» **Dataset items**
******************************

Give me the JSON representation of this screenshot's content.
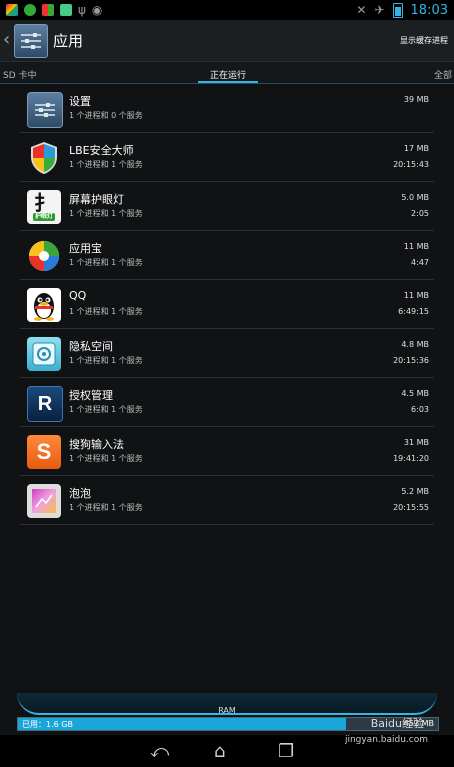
{
  "status_bar": {
    "time": "18:03",
    "left_icons": [
      "lbe-shield-icon",
      "leaf-icon",
      "windows-icon",
      "app-icon",
      "usb-icon",
      "android-icon"
    ],
    "right_icons": [
      "no-signal-icon",
      "airplane-icon",
      "battery-icon"
    ],
    "accent": "#33b5e5"
  },
  "action_bar": {
    "title": "应用",
    "action": "显示缓存进程"
  },
  "tabs": {
    "sd": "SD 卡中",
    "running": "正在运行",
    "all": "全部",
    "active": "running"
  },
  "apps": [
    {
      "name": "设置",
      "sub": "1 个进程和 0 个服务",
      "mem": "39 MB",
      "time": "",
      "icon": "settings-icon"
    },
    {
      "name": "LBE安全大师",
      "sub": "1 个进程和 1 个服务",
      "mem": "17 MB",
      "time": "20:15:43",
      "icon": "lbe-shield-icon"
    },
    {
      "name": "屏幕护眼灯",
      "sub": "1 个进程和 1 个服务",
      "mem": "5.0 MB",
      "time": "2:05",
      "icon": "eye-care-icon"
    },
    {
      "name": "应用宝",
      "sub": "1 个进程和 1 个服务",
      "mem": "11 MB",
      "time": "4:47",
      "icon": "app-store-icon"
    },
    {
      "name": "QQ",
      "sub": "1 个进程和 1 个服务",
      "mem": "11 MB",
      "time": "6:49:15",
      "icon": "qq-penguin-icon"
    },
    {
      "name": "隐私空间",
      "sub": "1 个进程和 1 个服务",
      "mem": "4.8 MB",
      "time": "20:15:36",
      "icon": "privacy-safe-icon"
    },
    {
      "name": "授权管理",
      "sub": "1 个进程和 1 个服务",
      "mem": "4.5 MB",
      "time": "6:03",
      "icon": "authorization-icon"
    },
    {
      "name": "搜狗输入法",
      "sub": "1 个进程和 1 个服务",
      "mem": "31 MB",
      "time": "19:41:20",
      "icon": "sogou-input-icon"
    },
    {
      "name": "泡泡",
      "sub": "1 个进程和 1 个服务",
      "mem": "5.2 MB",
      "time": "20:15:55",
      "icon": "bubble-icon"
    }
  ],
  "ram": {
    "label": "RAM",
    "used": "已用：1.6 GB",
    "free": "452 MB",
    "used_fraction": 0.78
  },
  "nav": {
    "back": "back-icon",
    "home": "home-icon",
    "recent": "recent-apps-icon"
  },
  "watermark": {
    "brand": "Baidu经验",
    "url": "jingyan.baidu.com"
  }
}
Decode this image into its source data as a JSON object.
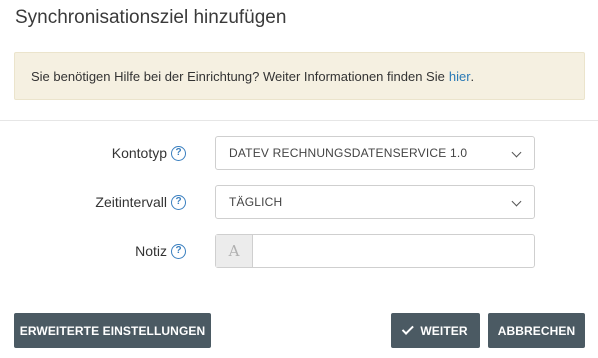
{
  "dialog": {
    "title": "Synchronisationsziel hinzufügen"
  },
  "hint": {
    "text": "Sie benötigen Hilfe bei der Einrichtung? Weiter Informationen finden Sie",
    "link_text": "hier",
    "suffix": "."
  },
  "form": {
    "account_type": {
      "label": "Kontotyp",
      "value": "DATEV RECHNUNGSDATENSERVICE 1.0"
    },
    "interval": {
      "label": "Zeitintervall",
      "value": "TÄGLICH"
    },
    "note": {
      "label": "Notiz",
      "addon_glyph": "A",
      "value": ""
    },
    "help_glyph": "?"
  },
  "buttons": {
    "advanced": "ERWEITERTE EINSTELLUNGEN",
    "next": "WEITER",
    "cancel": "ABBRECHEN"
  },
  "icons": {
    "help": "question-circle-icon",
    "dropdown": "chevron-down-icon",
    "text_addon": "font-icon",
    "confirm": "check-icon"
  },
  "colors": {
    "button_bg": "#4b5a63",
    "hint_bg": "#f5f0e1",
    "link": "#2a7ab6",
    "help_icon": "#3a7fbf"
  }
}
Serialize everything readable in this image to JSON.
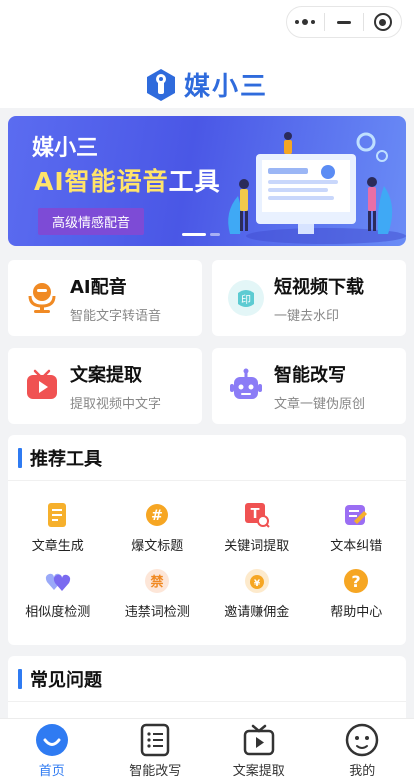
{
  "brand": {
    "name": "媒小三"
  },
  "banner": {
    "line1": "媒小三",
    "line2_highlight": "AI智能语音",
    "line2_rest": "工具",
    "tag": "高级情感配音"
  },
  "feature_cards": [
    {
      "title": "AI配音",
      "subtitle": "智能文字转语音",
      "icon": "microphone-icon"
    },
    {
      "title": "短视频下载",
      "subtitle": "一键去水印",
      "icon": "stamp-icon"
    },
    {
      "title": "文案提取",
      "subtitle": "提取视频中文字",
      "icon": "play-icon"
    },
    {
      "title": "智能改写",
      "subtitle": "文章一键伪原创",
      "icon": "robot-icon"
    }
  ],
  "recommend": {
    "title": "推荐工具",
    "tools": [
      {
        "label": "文章生成",
        "icon": "document-icon"
      },
      {
        "label": "爆文标题",
        "icon": "hashtag-icon"
      },
      {
        "label": "关键词提取",
        "icon": "keyword-icon"
      },
      {
        "label": "文本纠错",
        "icon": "edit-icon"
      },
      {
        "label": "相似度检测",
        "icon": "hearts-icon"
      },
      {
        "label": "违禁词检测",
        "icon": "forbidden-icon"
      },
      {
        "label": "邀请赚佣金",
        "icon": "coin-icon"
      },
      {
        "label": "帮助中心",
        "icon": "question-icon"
      }
    ]
  },
  "faq": {
    "title": "常见问题"
  },
  "tabbar": {
    "items": [
      {
        "label": "首页",
        "active": true
      },
      {
        "label": "智能改写",
        "active": false
      },
      {
        "label": "文案提取",
        "active": false
      },
      {
        "label": "我的",
        "active": false
      }
    ]
  },
  "colors": {
    "accent": "#2f7bf2",
    "brand": "#2f6bdc",
    "banner_highlight": "#ffe46a"
  }
}
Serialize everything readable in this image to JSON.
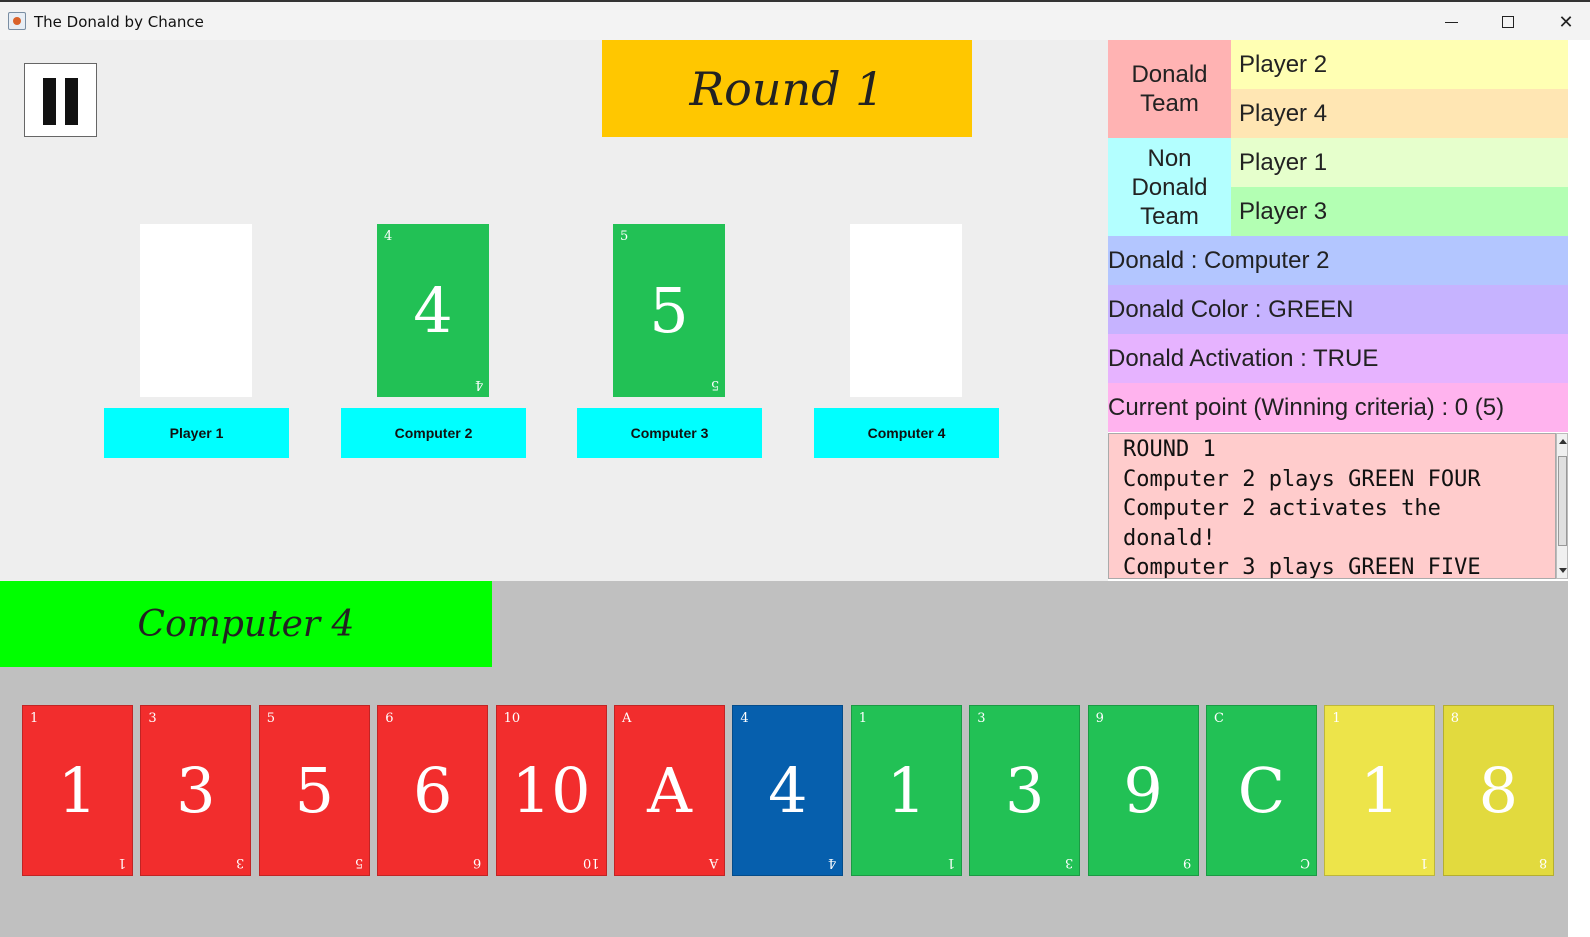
{
  "window": {
    "title": "The Donald by Chance"
  },
  "game": {
    "round_label": "Round 1",
    "slots": [
      {
        "name": "Player 1",
        "card": null
      },
      {
        "name": "Computer 2",
        "card": {
          "value": "4",
          "color": "#22c155"
        }
      },
      {
        "name": "Computer 3",
        "card": {
          "value": "5",
          "color": "#22c155"
        }
      },
      {
        "name": "Computer 4",
        "card": null
      }
    ]
  },
  "panel": {
    "donald_team_label": "Donald Team",
    "donald_team": [
      "Player 2",
      "Player 4"
    ],
    "non_donald_team_label": "Non Donald Team",
    "non_donald_team": [
      "Player 1",
      "Player 3"
    ],
    "donald": "Donald : Computer 2",
    "donald_color": "Donald Color : GREEN",
    "donald_activation": "Donald Activation : TRUE",
    "current_point": "Current point (Winning criteria) : 0 (5)",
    "log": "ROUND 1\nComputer 2 plays GREEN FOUR\nComputer 2 activates the donald!\nComputer 3 plays GREEN FIVE"
  },
  "hand": {
    "turn_label": "Computer 4",
    "cards": [
      {
        "value": "1",
        "color": "#f22d2d"
      },
      {
        "value": "3",
        "color": "#f22d2d"
      },
      {
        "value": "5",
        "color": "#f22d2d"
      },
      {
        "value": "6",
        "color": "#f22d2d"
      },
      {
        "value": "10",
        "color": "#f22d2d"
      },
      {
        "value": "A",
        "color": "#f22d2d"
      },
      {
        "value": "4",
        "color": "#065fad"
      },
      {
        "value": "1",
        "color": "#22c155"
      },
      {
        "value": "3",
        "color": "#22c155"
      },
      {
        "value": "9",
        "color": "#22c155"
      },
      {
        "value": "C",
        "color": "#22c155"
      },
      {
        "value": "1",
        "color": "#ede44a"
      },
      {
        "value": "8",
        "color": "#e2da3e"
      }
    ]
  },
  "colors": {
    "donald_team_bg": "#ffb3b3",
    "non_donald_team_bg": "#b3ffff",
    "player2_bg": "#ffffb3",
    "player4_bg": "#ffe6b3",
    "player1_bg": "#e6ffcc",
    "player3_bg": "#b3ffb3",
    "donald_bg": "#b3c6ff",
    "donald_color_bg": "#c6b3ff",
    "donald_activation_bg": "#e6b3ff",
    "current_point_bg": "#ffb3ee"
  }
}
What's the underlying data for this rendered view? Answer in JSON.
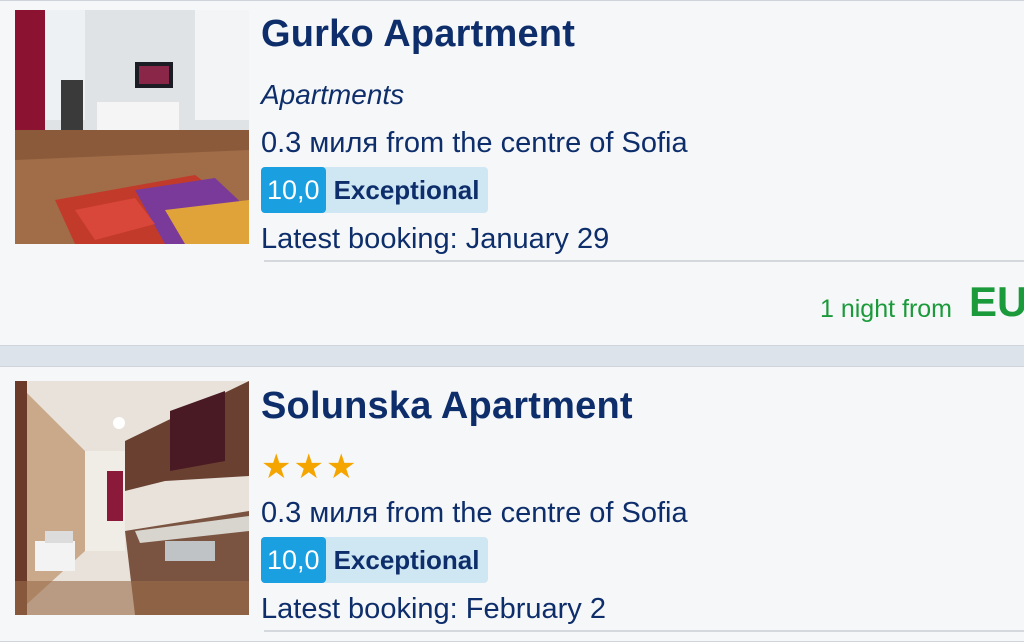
{
  "listings": [
    {
      "name": "Gurko Apartment",
      "type": "Apartments",
      "distance": "0.3 миля from the centre of Sofia",
      "score": "10,0",
      "score_word": "Exceptional",
      "latest_booking": "Latest booking: January 29",
      "price_label": "1 night from",
      "price_value": "EU"
    },
    {
      "name": "Solunska Apartment",
      "stars": "★★★",
      "star_rating": 3,
      "distance": "0.3 миля from the centre of Sofia",
      "score": "10,0",
      "score_word": "Exceptional",
      "latest_booking": "Latest booking: February 2"
    }
  ],
  "colors": {
    "title": "#0d2e6b",
    "score_badge": "#1a9fe0",
    "score_bg": "#cfe7f3",
    "price": "#1b9a3b",
    "stars": "#f5a500"
  }
}
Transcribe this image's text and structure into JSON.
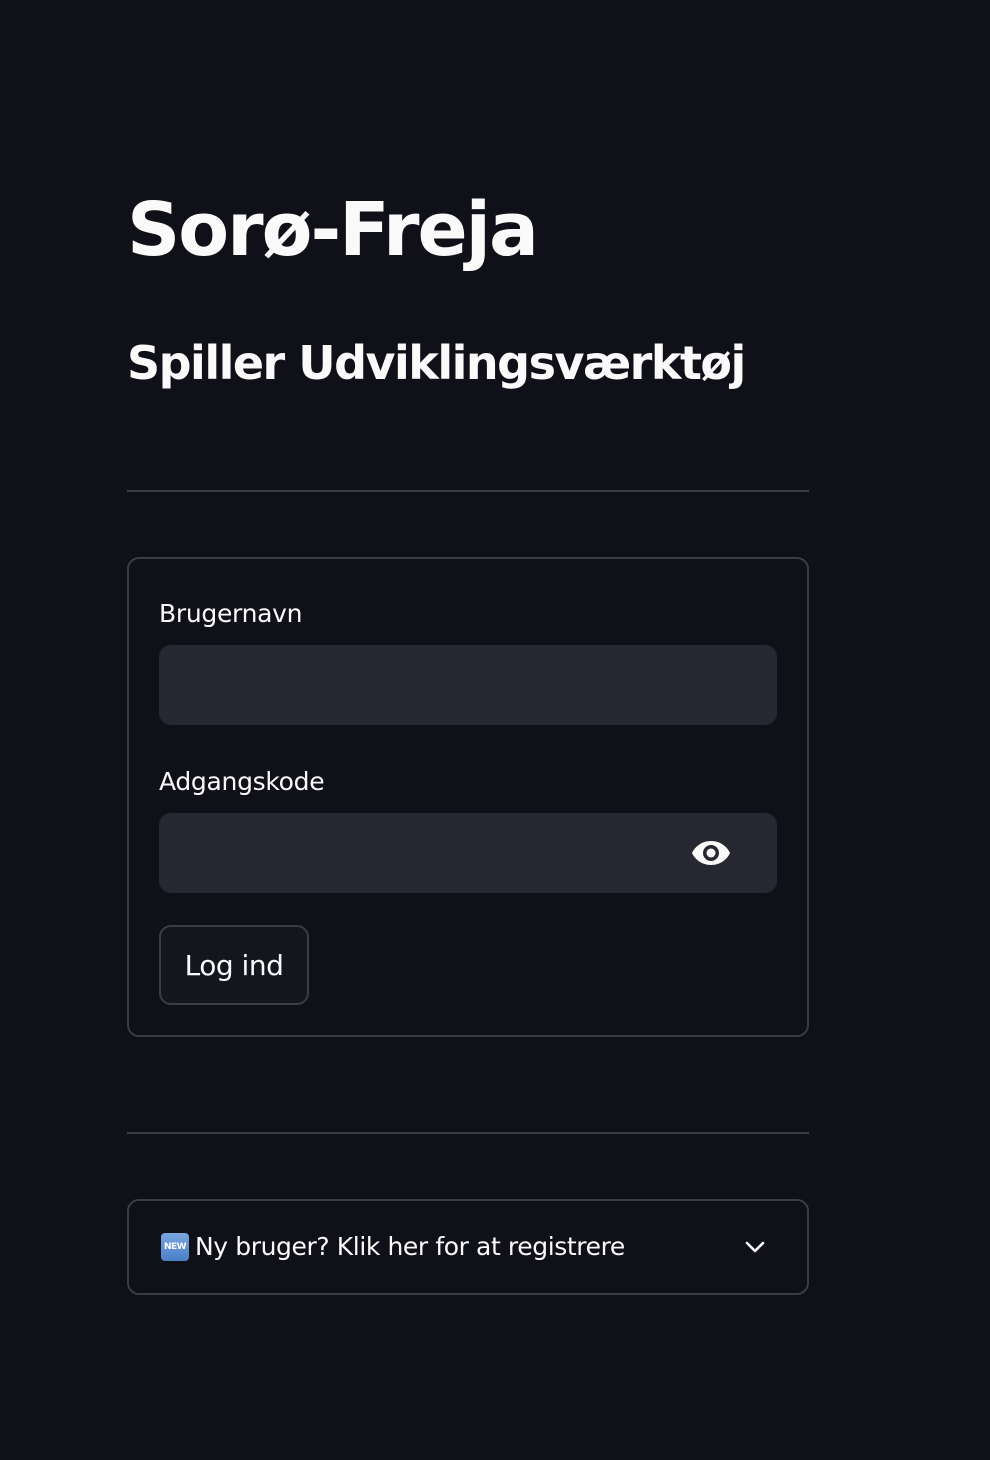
{
  "header": {
    "title": "Sorø-Freja",
    "subtitle": "Spiller Udviklingsværktøj"
  },
  "login_form": {
    "username": {
      "label": "Brugernavn",
      "value": "",
      "placeholder": ""
    },
    "password": {
      "label": "Adgangskode",
      "value": "",
      "placeholder": "",
      "visibility_icon": "eye-icon"
    },
    "submit_label": "Log ind"
  },
  "register_expander": {
    "badge_icon": "new-button-emoji",
    "badge_text": "NEW",
    "label": "Ny bruger? Klik her for at registrere",
    "chevron_icon": "chevron-down-icon",
    "expanded": false
  },
  "colors": {
    "background": "#101118",
    "text": "#fafafa",
    "input_background": "#262730",
    "border": "#3b3d45"
  }
}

******************************

» **Your task**
Up to and including the last line of the listing, starting at the line with "What's the underlying", extract every line exactly and leave out the pictures.

» **Solution for this exercise**
What's the underlying data for this rendered view? Answer in JSON.
{
  "listings": [
    {
      "name": "Gurko Apartment",
      "type": "Apartments",
      "distance": "0.3 миля from the centre of Sofia",
      "score": "10,0",
      "score_word": "Exceptional",
      "latest_booking": "Latest booking: January 29",
      "price_label": "1 night from",
      "price_value": "EU"
    },
    {
      "name": "Solunska Apartment",
      "stars": "★★★",
      "star_rating": 3,
      "distance": "0.3 миля from the centre of Sofia",
      "score": "10,0",
      "score_word": "Exceptional",
      "latest_booking": "Latest booking: February 2"
    }
  ],
  "colors": {
    "title": "#0d2e6b",
    "score_badge": "#1a9fe0",
    "score_bg": "#cfe7f3",
    "price": "#1b9a3b",
    "stars": "#f5a500"
  }
}
Transcribe this image's text and structure into JSON.
{
  "header": {
    "title": "Sorø-Freja",
    "subtitle": "Spiller Udviklingsværktøj"
  },
  "login_form": {
    "username": {
      "label": "Brugernavn",
      "value": "",
      "placeholder": ""
    },
    "password": {
      "label": "Adgangskode",
      "value": "",
      "placeholder": "",
      "visibility_icon": "eye-icon"
    },
    "submit_label": "Log ind"
  },
  "register_expander": {
    "badge_icon": "new-button-emoji",
    "badge_text": "NEW",
    "label": "Ny bruger? Klik her for at registrere",
    "chevron_icon": "chevron-down-icon",
    "expanded": false
  },
  "colors": {
    "background": "#101118",
    "text": "#fafafa",
    "input_background": "#262730",
    "border": "#3b3d45"
  }
}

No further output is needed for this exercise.